* **STORED ROWS**
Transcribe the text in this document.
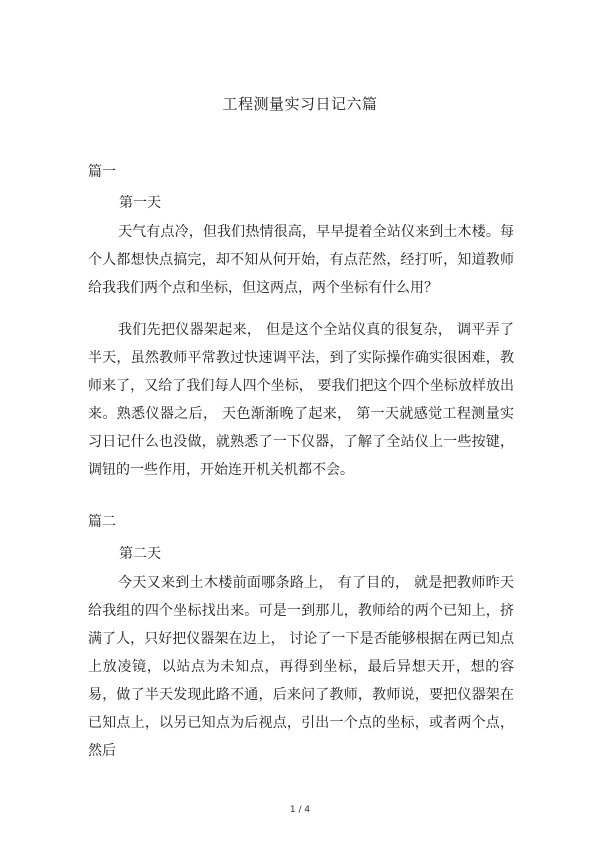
工程测量实习日记六篇
篇一
第一天

天气有点冷，但我们热情很高，早早提着全站仪来到土木楼。每个人都想快点搞完，却不知从何开始，有点茫然，经打听，知道教师给我我们两个点和坐标，但这两点，两个坐标有什么用？

我们先把仪器架起来， 但是这个全站仪真的很复杂， 调平弄了半天，虽然教师平常教过快速调平法，到了实际操作确实很困难，教师来了，又给了我们每人四个坐标， 要我们把这个四个坐标放样放出来。熟悉仪器之后， 天色渐渐晚了起来， 第一天就感觉工程测量实习日记什么也没做，就熟悉了一下仪器，了解了全站仪上一些按键，调钮的一些作用，开始连开机关机都不会。

篇二
第二天

今天又来到土木楼前面哪条路上， 有了目的， 就是把教师昨天给我组的四个坐标找出来。可是一到那儿，教师给的两个已知上，挤满了人，只好把仪器架在边上， 讨论了一下是否能够根据在两已知点上放凌镜，以站点为未知点，再得到坐标，最后异想天开，想的容易，做了半天发现此路不通，后来问了教师，教师说，要把仪器架在已知点上，以另已知点为后视点，引出一个点的坐标，或者两个点，然后

1 / 4
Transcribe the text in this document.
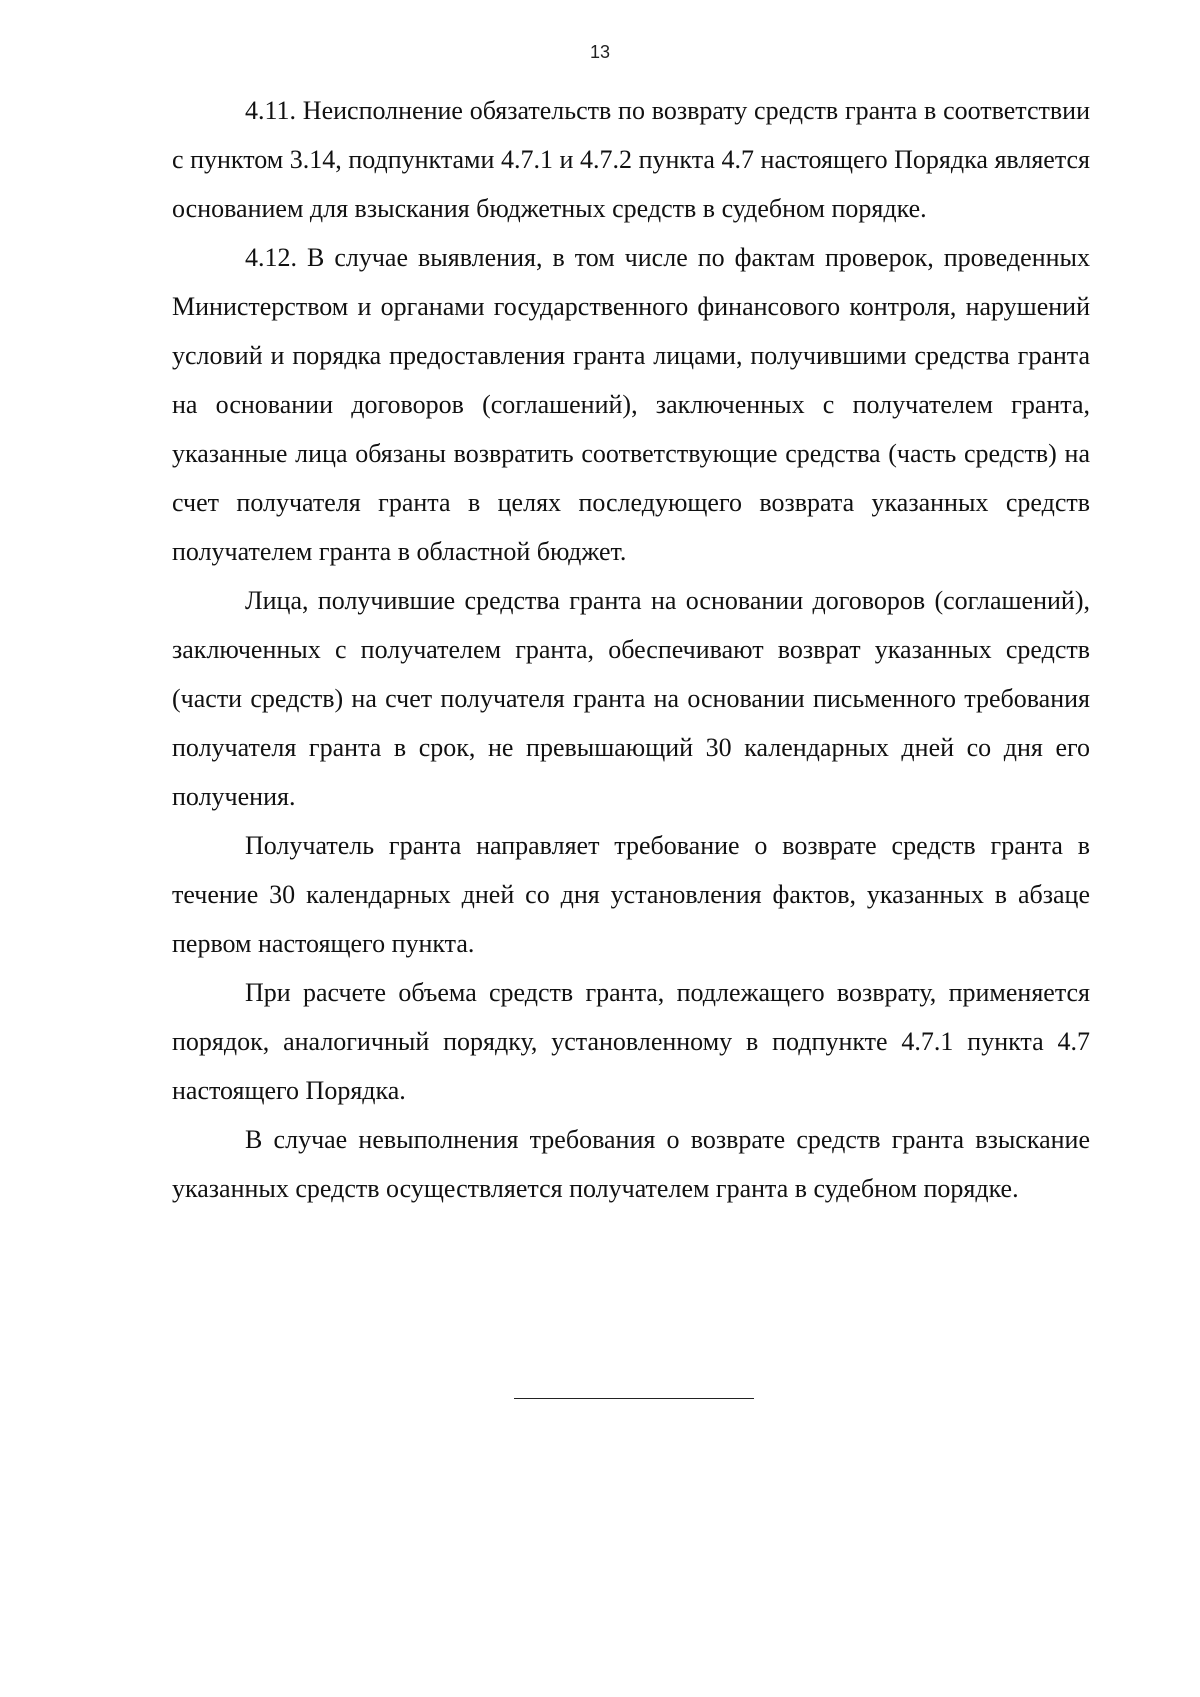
13

4.11. Неисполнение обязательств по возврату средств гранта в соответствии с пунктом 3.14, подпунктами 4.7.1 и 4.7.2 пункта 4.7 настоящего Порядка является основанием для взыскания бюджетных средств в судебном порядке.

4.12. В случае выявления, в том числе по фактам проверок, проведенных Министерством и органами государственного финансового контроля, нарушений условий и порядка предоставления гранта лицами, получившими средства гранта на основании договоров (соглашений), заключенных с получателем гранта, указанные лица обязаны возвратить соответствующие средства (часть средств) на счет получателя гранта в целях последующего возврата указанных средств получателем гранта в областной бюджет.

Лица, получившие средства гранта на основании договоров (соглашений), заключенных с получателем гранта, обеспечивают возврат указанных средств (части средств) на счет получателя гранта на основании письменного требования получателя гранта в срок, не превышающий 30 календарных дней со дня его получения.

Получатель гранта направляет требование о возврате средств гранта в течение 30 календарных дней со дня установления фактов, указанных в абзаце первом настоящего пункта.

При расчете объема средств гранта, подлежащего возврату, применяется порядок, аналогичный порядку, установленному в подпункте 4.7.1 пункта 4.7 настоящего Порядка.

В случае невыполнения требования о возврате средств гранта взыскание указанных средств осуществляется получателем гранта в судебном порядке.
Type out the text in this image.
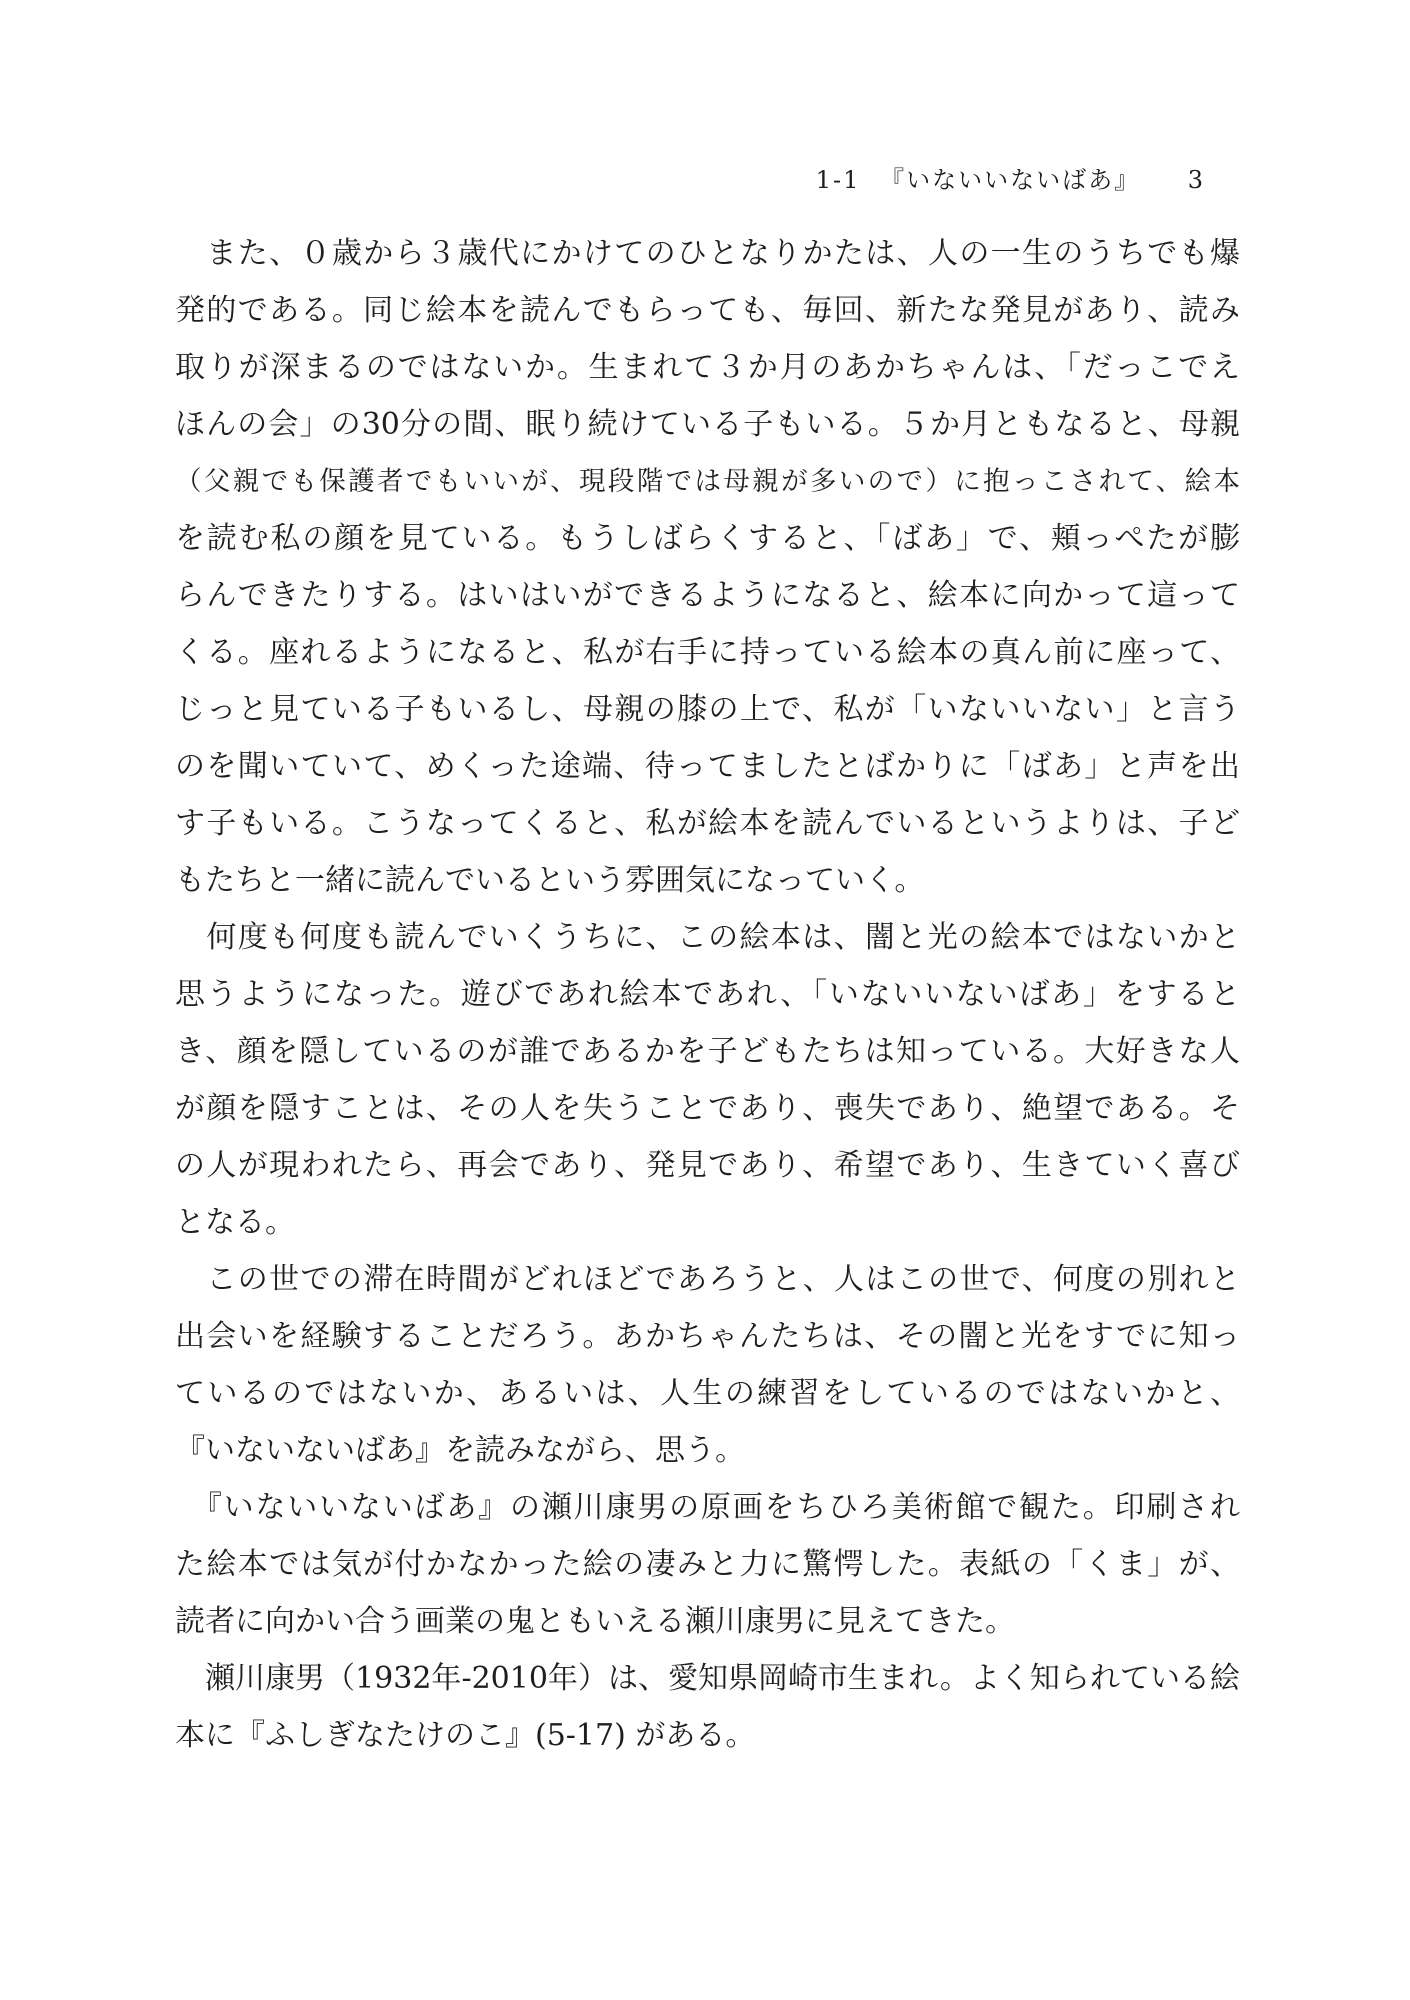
1-1 『いないいないばあ』 3
　また、０歳から３歳代にかけてのひとなりかたは、人の一生のうちでも爆
発的である。同じ絵本を読んでもらっても、毎回、新たな発見があり、読み
取りが深まるのではないか。生まれて３か月のあかちゃんは、「だっこでえ
ほんの会」の30分の間、眠り続けている子もいる。５か月ともなると、母親
（父親でも保護者でもいいが、現段階では母親が多いので）に抱っこされて、絵本
を読む私の顔を見ている。もうしばらくすると、「ばあ」で、頬っぺたが膨
らんできたりする。はいはいができるようになると、絵本に向かって這って
くる。座れるようになると、私が右手に持っている絵本の真ん前に座って、
じっと見ている子もいるし、母親の膝の上で、私が「いないいない」と言う
のを聞いていて、めくった途端、待ってましたとばかりに「ばあ」と声を出
す子もいる。こうなってくると、私が絵本を読んでいるというよりは、子ど
もたちと一緒に読んでいるという雰囲気になっていく。
　何度も何度も読んでいくうちに、この絵本は、闇と光の絵本ではないかと
思うようになった。遊びであれ絵本であれ、「いないいないばあ」をすると
き、顔を隠しているのが誰であるかを子どもたちは知っている。大好きな人
が顔を隠すことは、その人を失うことであり、喪失であり、絶望である。そ
の人が現われたら、再会であり、発見であり、希望であり、生きていく喜び
となる。
　この世での滞在時間がどれほどであろうと、人はこの世で、何度の別れと
出会いを経験することだろう。あかちゃんたちは、その闇と光をすでに知っ
ているのではないか、あるいは、人生の練習をしているのではないかと、
『いないないばあ』を読みながら、思う。
　『いないいないばあ』の瀬川康男の原画をちひろ美術館で観た。印刷され
た絵本では気が付かなかった絵の凄みと力に驚愕した。表紙の「くま」が、
読者に向かい合う画業の鬼ともいえる瀬川康男に見えてきた。
　瀬川康男（1932年-2010年）は、愛知県岡崎市生まれ。よく知られている絵
本に『ふしぎなたけのこ』(5-17) がある。
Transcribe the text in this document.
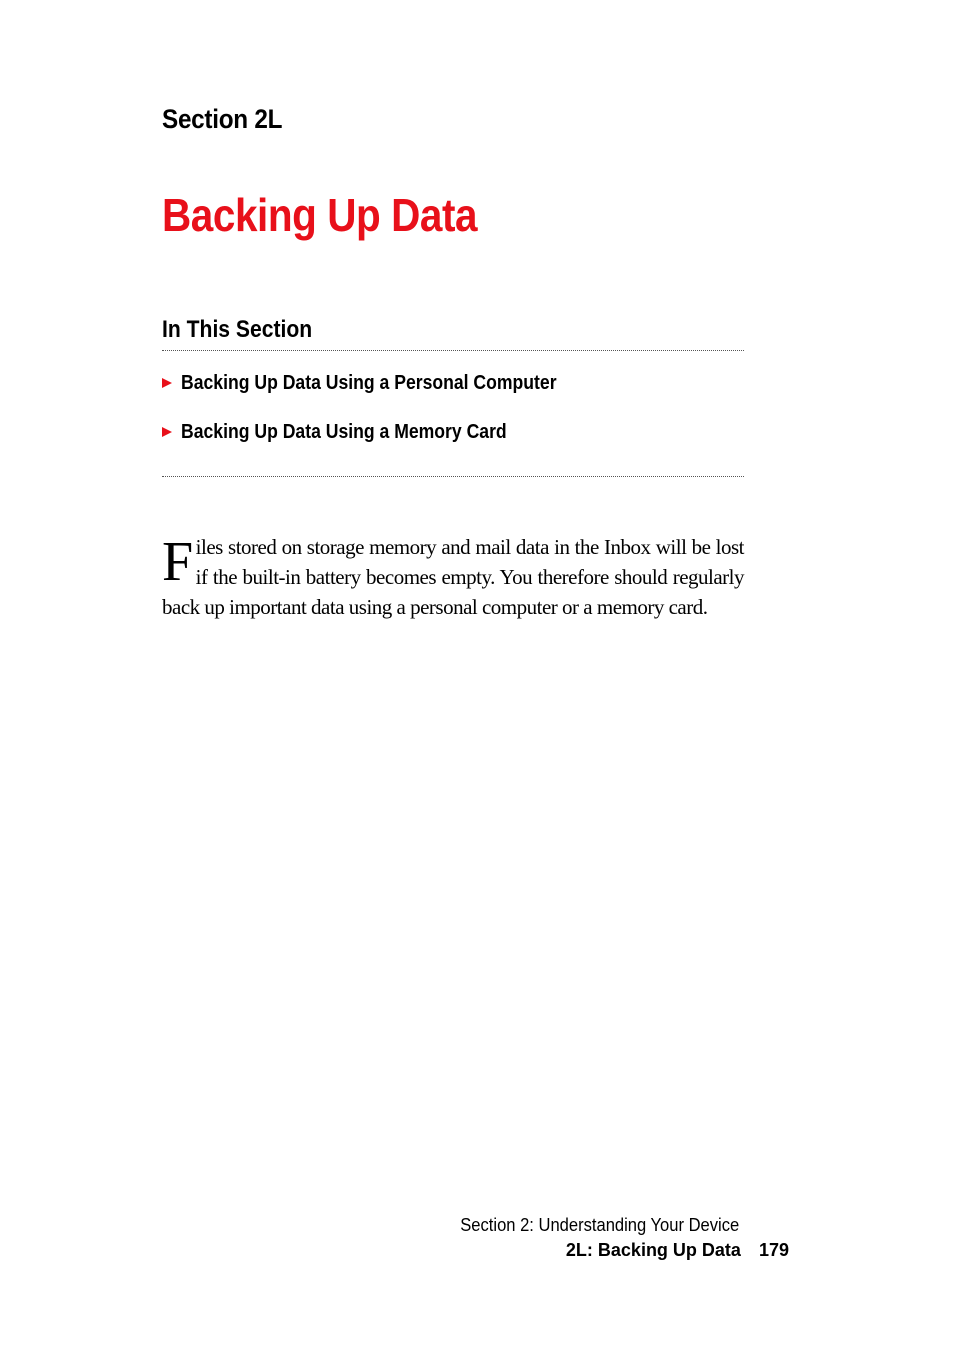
Section 2L
Backing Up Data
In This Section
Backing Up Data Using a Personal Computer
Backing Up Data Using a Memory Card

Files stored on storage memory and mail data in the Inbox will be lost if the built-in battery becomes empty. You therefore should regularly back up important data using a personal computer or a memory card.

Section 2: Understanding Your Device
2L: Backing Up Data 179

* **GOAL**
Select all lines with the word "судебном" from the entries above.

* **ANSWER**
4.11. Неисполнение обязательств по возврату средств гранта в соответствии с пунктом 3.14, подпунктами 4.7.1 и 4.7.2 пункта 4.7 настоящего Порядка является основанием для взыскания бюджетных средств в судебном порядке.
В случае невыполнения требования о возврате средств гранта взыскание указанных средств осуществляется получателем гранта в судебном порядке.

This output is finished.